[STATED TASK]:
Could you give every row below as a numbered list, with blank lines and pictures left out?

[SOURCE RECORDS]:
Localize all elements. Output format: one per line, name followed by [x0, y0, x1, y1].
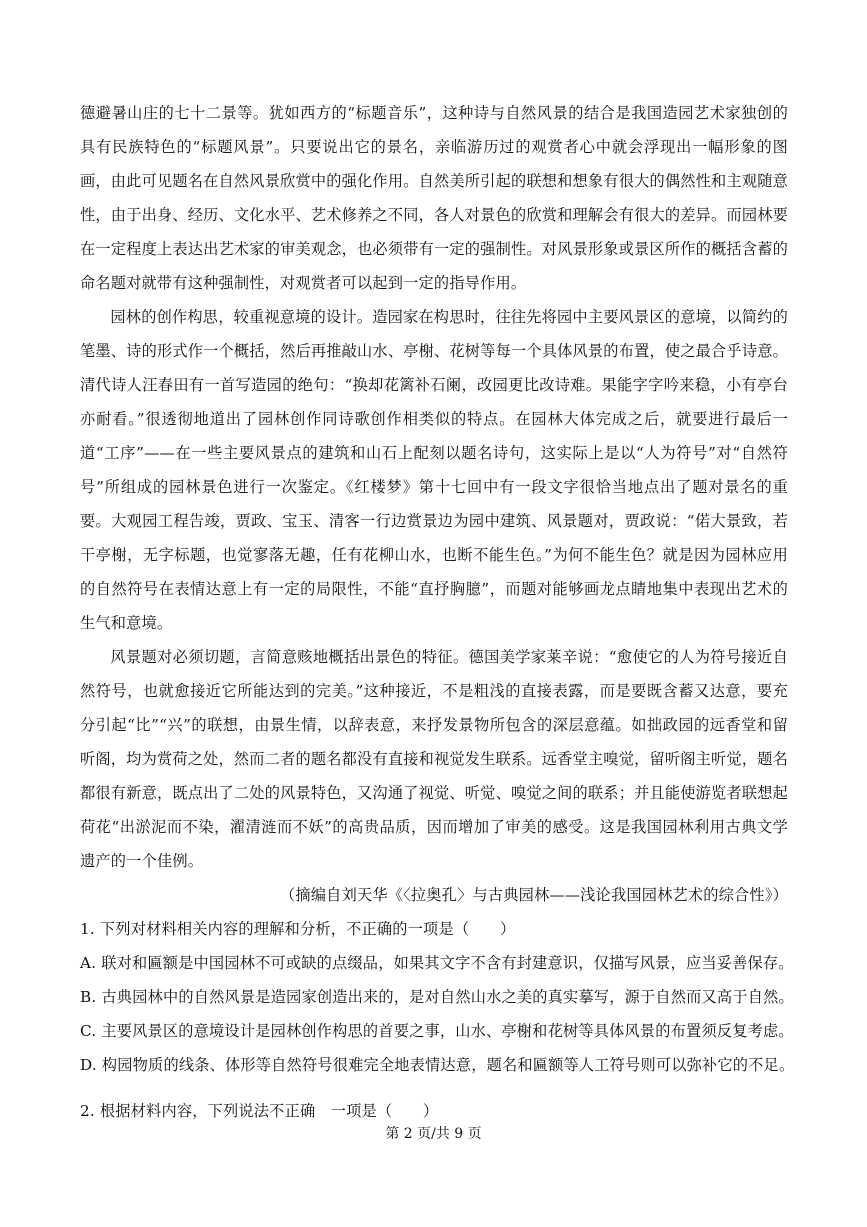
- document-body: [80, 96, 795, 1128]
- question-1-option-d: D. 构园物质的线条、体形等自然符号很难完全地表情达意，题名和匾额等人工符号则可以弥补它的不足。: [80, 1056, 795, 1074]
- question-1-option-b: B. 古典园林中的自然风景是造园家创造出来的，是对自然山水之美的真实摹写，源于自然而又高于自然。: [80, 988, 794, 1006]
- passage-paragraph-2: 园林的创作构思，较重视意境的设计。造园家在构思时，往往先将园中主要风景区的意境，以简约的笔墨、诗的形式作一个概括，然后再推敲山水、亭榭、花树等每一个具体风景的布置，使之最合乎诗意。清代诗人汪春田有一首写造园的绝句：“换却花篱补石阑，改园更比改诗难。果能字字吟来稳，小有亭台亦耐看。”很透彻地道出了园林创作同诗歌创作相类似的特点。在园林大体完成之后，就要进行最后一道“工序”——在一些主要风景点的建筑和山石上配刻以题名诗句，这实际上是以“人为符号”对“自然符号”所组成的园林景色进行一次鉴定。《红楼梦》第十七回中有一段文字很恰当地点出了题对景名的重要。大观园工程告竣，贾政、宝玉、清客一行边赏景边为园中建筑、风景题对，贾政说：“偌大景致，若干亭榭，无字标题，也觉寥落无趣，任有花柳山水，也断不能生色。”为何不能生色？就是因为园林应用的自然符号在表情达意上有一定的局限性，不能“直抒胸臆”，而题对能够画龙点睛地集中表现出艺术的生气和意境。: [80, 308, 788, 632]
- question-2-stem: 2. 根据材料内容，下列说法不正确 一项是（ ）: [80, 1102, 439, 1120]
- question-1-option-a: A. 联对和匾额是中国园林不可或缺的点缀品，如果其文字不含有封建意识，仅描写风景，应当妥善保存。: [80, 954, 794, 972]
- passage-source: （摘编自刘天华《〈拉奥孔〉与古典园林——浅论我国园林艺术的综合性》）: [280, 886, 788, 904]
- passage-paragraph-1: 德避暑山庄的七十二景等。犹如西方的“标题音乐”，这种诗与自然风景的结合是我国造园艺术家独创的具有民族特色的“标题风景”。只要说出它的景名，亲临游历过的观赏者心中就会浮现出一幅形象的图画，由此可见题名在自然风景欣赏中的强化作用。自然美所引起的联想和想象有很大的偶然性和主观随意性，由于出身、经历、文化水平、艺术修养之不同，各人对景色的欣赏和理解会有很大的差异。而园林要在一定程度上表达出艺术家的审美观念，也必须带有一定的强制性。对风景形象或景区所作的概括含蓄的命名题对就带有这种强制性，对观赏者可以起到一定的指导作用。: [80, 104, 788, 292]
- question-1-option-c: C. 主要风景区的意境设计是园林创作构思的首要之事，山水、亭榭和花树等具体风景的布置须反复考虑。: [80, 1022, 794, 1040]
- passage-paragraph-3: 风景题对必须切题，言简意赅地概括出景色的特征。德国美学家莱辛说：“愈使它的人为符号接近自然符号，也就愈接近它所能达到的完美。”这种接近，不是粗浅的直接表露，而是要既含蓄又达意，要充分引起“比”“兴”的联想，由景生情，以辞表意，来抒发景物所包含的深层意蕴。如拙政园的远香堂和留听阁，均为赏荷之处，然而二者的题名都没有直接和视觉发生联系。远香堂主嗅觉，留听阁主听觉，题名都很有新意，既点出了二处的风景特色，又沟通了视觉、听觉、嗅觉之间的联系；并且能使游览者联想起荷花“出淤泥而不染，濯清涟而不妖”的高贵品质，因而增加了审美的感受。这是我国园林利用古典文学遗产的一个佳例。: [80, 648, 788, 870]
- question-1-stem: 1. 下列对材料相关内容的理解和分析，不正确的一项是（ ）: [80, 920, 516, 938]
- page-footer: 第 2 页/共 9 页: [385, 1126, 482, 1142]
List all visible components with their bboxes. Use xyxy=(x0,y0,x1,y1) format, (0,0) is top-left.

[OUTPUT BELOW]:
1. Localize all elements. Output format: one per line, name followed by [x0, y0, x1, y1].
2. - document-body: [80, 96, 795, 1128]
3. - question-1-option-d: D. 构园物质的线条、体形等自然符号很难完全地表情达意，题名和匾额等人工符号则可以弥补它的不足。: [80, 1056, 795, 1074]
4. - question-1-option-b: B. 古典园林中的自然风景是造园家创造出来的，是对自然山水之美的真实摹写，源于自然而又高于自然。: [80, 988, 794, 1006]
5. - passage-paragraph-2: 园林的创作构思，较重视意境的设计。造园家在构思时，往往先将园中主要风景区的意境，以简约的笔墨、诗的形式作一个概括，然后再推敲山水、亭榭、花树等每一个具体风景的布置，使之最合乎诗意。清代诗人汪春田有一首写造园的绝句：“换却花篱补石阑，改园更比改诗难。果能字字吟来稳，小有亭台亦耐看。”很透彻地道出了园林创作同诗歌创作相类似的特点。在园林大体完成之后，就要进行最后一道“工序”——在一些主要风景点的建筑和山石上配刻以题名诗句，这实际上是以“人为符号”对“自然符号”所组成的园林景色进行一次鉴定。《红楼梦》第十七回中有一段文字很恰当地点出了题对景名的重要。大观园工程告竣，贾政、宝玉、清客一行边赏景边为园中建筑、风景题对，贾政说：“偌大景致，若干亭榭，无字标题，也觉寥落无趣，任有花柳山水，也断不能生色。”为何不能生色？就是因为园林应用的自然符号在表情达意上有一定的局限性，不能“直抒胸臆”，而题对能够画龙点睛地集中表现出艺术的生气和意境。: [80, 308, 788, 632]
6. - question-2-stem: 2. 根据材料内容，下列说法不正确 一项是（ ）: [80, 1102, 439, 1120]
7. - question-1-option-a: A. 联对和匾额是中国园林不可或缺的点缀品，如果其文字不含有封建意识，仅描写风景，应当妥善保存。: [80, 954, 794, 972]
8. - passage-source: （摘编自刘天华《〈拉奥孔〉与古典园林——浅论我国园林艺术的综合性》）: [280, 886, 788, 904]
9. - passage-paragraph-1: 德避暑山庄的七十二景等。犹如西方的“标题音乐”，这种诗与自然风景的结合是我国造园艺术家独创的具有民族特色的“标题风景”。只要说出它的景名，亲临游历过的观赏者心中就会浮现出一幅形象的图画，由此可见题名在自然风景欣赏中的强化作用。自然美所引起的联想和想象有很大的偶然性和主观随意性，由于出身、经历、文化水平、艺术修养之不同，各人对景色的欣赏和理解会有很大的差异。而园林要在一定程度上表达出艺术家的审美观念，也必须带有一定的强制性。对风景形象或景区所作的概括含蓄的命名题对就带有这种强制性，对观赏者可以起到一定的指导作用。: [80, 104, 788, 292]
10. - question-1-option-c: C. 主要风景区的意境设计是园林创作构思的首要之事，山水、亭榭和花树等具体风景的布置须反复考虑。: [80, 1022, 794, 1040]
11. - passage-paragraph-3: 风景题对必须切题，言简意赅地概括出景色的特征。德国美学家莱辛说：“愈使它的人为符号接近自然符号，也就愈接近它所能达到的完美。”这种接近，不是粗浅的直接表露，而是要既含蓄又达意，要充分引起“比”“兴”的联想，由景生情，以辞表意，来抒发景物所包含的深层意蕴。如拙政园的远香堂和留听阁，均为赏荷之处，然而二者的题名都没有直接和视觉发生联系。远香堂主嗅觉，留听阁主听觉，题名都很有新意，既点出了二处的风景特色，又沟通了视觉、听觉、嗅觉之间的联系；并且能使游览者联想起荷花“出淤泥而不染，濯清涟而不妖”的高贵品质，因而增加了审美的感受。这是我国园林利用古典文学遗产的一个佳例。: [80, 648, 788, 870]
12. - question-1-stem: 1. 下列对材料相关内容的理解和分析，不正确的一项是（ ）: [80, 920, 516, 938]
13. - page-footer: 第 2 页/共 9 页: [385, 1126, 482, 1142]
14. List all visible components with their bboxes. Use xyxy=(x0,y0,x1,y1) format, (0,0) is top-left.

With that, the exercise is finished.